Input data
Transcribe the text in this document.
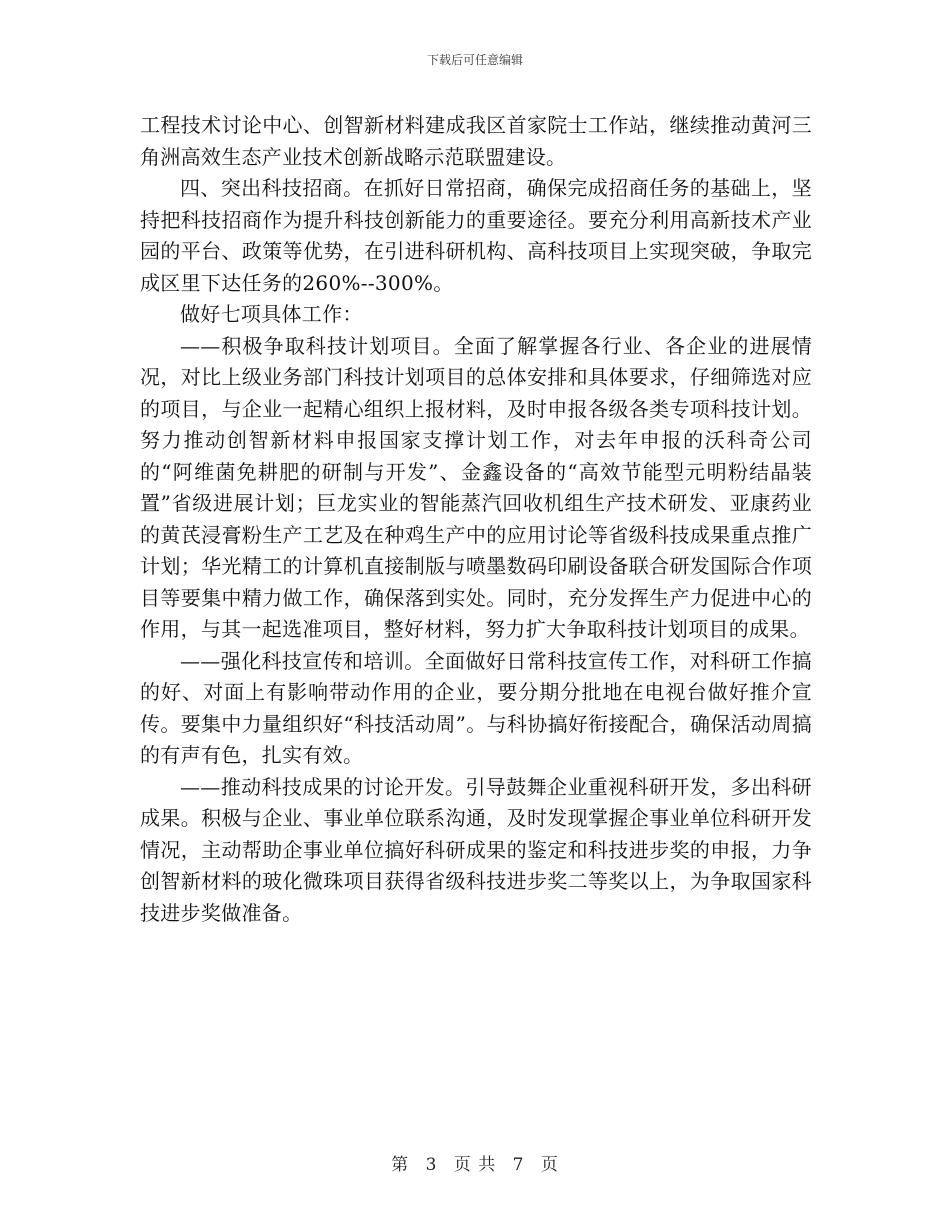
下载后可任意编辑

工程技术讨论中心、创智新材料建成我区首家院士工作站，继续推动黄河三角洲高效生态产业技术创新战略示范联盟建设。

四、突出科技招商。在抓好日常招商，确保完成招商任务的基础上，坚持把科技招商作为提升科技创新能力的重要途径。要充分利用高新技术产业园的平台、政策等优势，在引进科研机构、高科技项目上实现突破，争取完成区里下达任务的260%--300%。

做好七项具体工作：

——积极争取科技计划项目。全面了解掌握各行业、各企业的进展情况，对比上级业务部门科技计划项目的总体安排和具体要求，仔细筛选对应的项目，与企业一起精心组织上报材料，及时申报各级各类专项科技计划。努力推动创智新材料申报国家支撑计划工作，对去年申报的沃科奇公司的“阿维菌免耕肥的研制与开发”、金鑫设备的“高效节能型元明粉结晶装置”省级进展计划；巨龙实业的智能蒸汽回收机组生产技术研发、亚康药业的黄芪浸膏粉生产工艺及在种鸡生产中的应用讨论等省级科技成果重点推广计划；华光精工的计算机直接制版与喷墨数码印刷设备联合研发国际合作项目等要集中精力做工作，确保落到实处。同时，充分发挥生产力促进中心的作用，与其一起选准项目，整好材料，努力扩大争取科技计划项目的成果。

——强化科技宣传和培训。全面做好日常科技宣传工作，对科研工作搞的好、对面上有影响带动作用的企业，要分期分批地在电视台做好推介宣传。要集中力量组织好“科技活动周”。与科协搞好衔接配合，确保活动周搞的有声有色，扎实有效。

——推动科技成果的讨论开发。引导鼓舞企业重视科研开发，多出科研成果。积极与企业、事业单位联系沟通，及时发现掌握企事业单位科研开发情况，主动帮助企事业单位搞好科研成果的鉴定和科技进步奖的申报，力争创智新材料的玻化微珠项目获得省级科技进步奖二等奖以上，为争取国家科技进步奖做准备。

第 3 页 共 7 页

Short task
The listing above needs to be output again exactly. Don't include the pictures.

Response below
Transcribe the text in this document.
下载后可任意编辑

工程技术讨论中心、创智新材料建成我区首家院士工作站，继续推动黄河三角洲高效生态产业技术创新战略示范联盟建设。

四、突出科技招商。在抓好日常招商，确保完成招商任务的基础上，坚持把科技招商作为提升科技创新能力的重要途径。要充分利用高新技术产业园的平台、政策等优势，在引进科研机构、高科技项目上实现突破，争取完成区里下达任务的260%--300%。

做好七项具体工作：

——积极争取科技计划项目。全面了解掌握各行业、各企业的进展情况，对比上级业务部门科技计划项目的总体安排和具体要求，仔细筛选对应的项目，与企业一起精心组织上报材料，及时申报各级各类专项科技计划。努力推动创智新材料申报国家支撑计划工作，对去年申报的沃科奇公司的“阿维菌免耕肥的研制与开发”、金鑫设备的“高效节能型元明粉结晶装置”省级进展计划；巨龙实业的智能蒸汽回收机组生产技术研发、亚康药业的黄芪浸膏粉生产工艺及在种鸡生产中的应用讨论等省级科技成果重点推广计划；华光精工的计算机直接制版与喷墨数码印刷设备联合研发国际合作项目等要集中精力做工作，确保落到实处。同时，充分发挥生产力促进中心的作用，与其一起选准项目，整好材料，努力扩大争取科技计划项目的成果。

——强化科技宣传和培训。全面做好日常科技宣传工作，对科研工作搞的好、对面上有影响带动作用的企业，要分期分批地在电视台做好推介宣传。要集中力量组织好“科技活动周”。与科协搞好衔接配合，确保活动周搞的有声有色，扎实有效。

——推动科技成果的讨论开发。引导鼓舞企业重视科研开发，多出科研成果。积极与企业、事业单位联系沟通，及时发现掌握企事业单位科研开发情况，主动帮助企事业单位搞好科研成果的鉴定和科技进步奖的申报，力争创智新材料的玻化微珠项目获得省级科技进步奖二等奖以上，为争取国家科技进步奖做准备。

第 3 页 共 7 页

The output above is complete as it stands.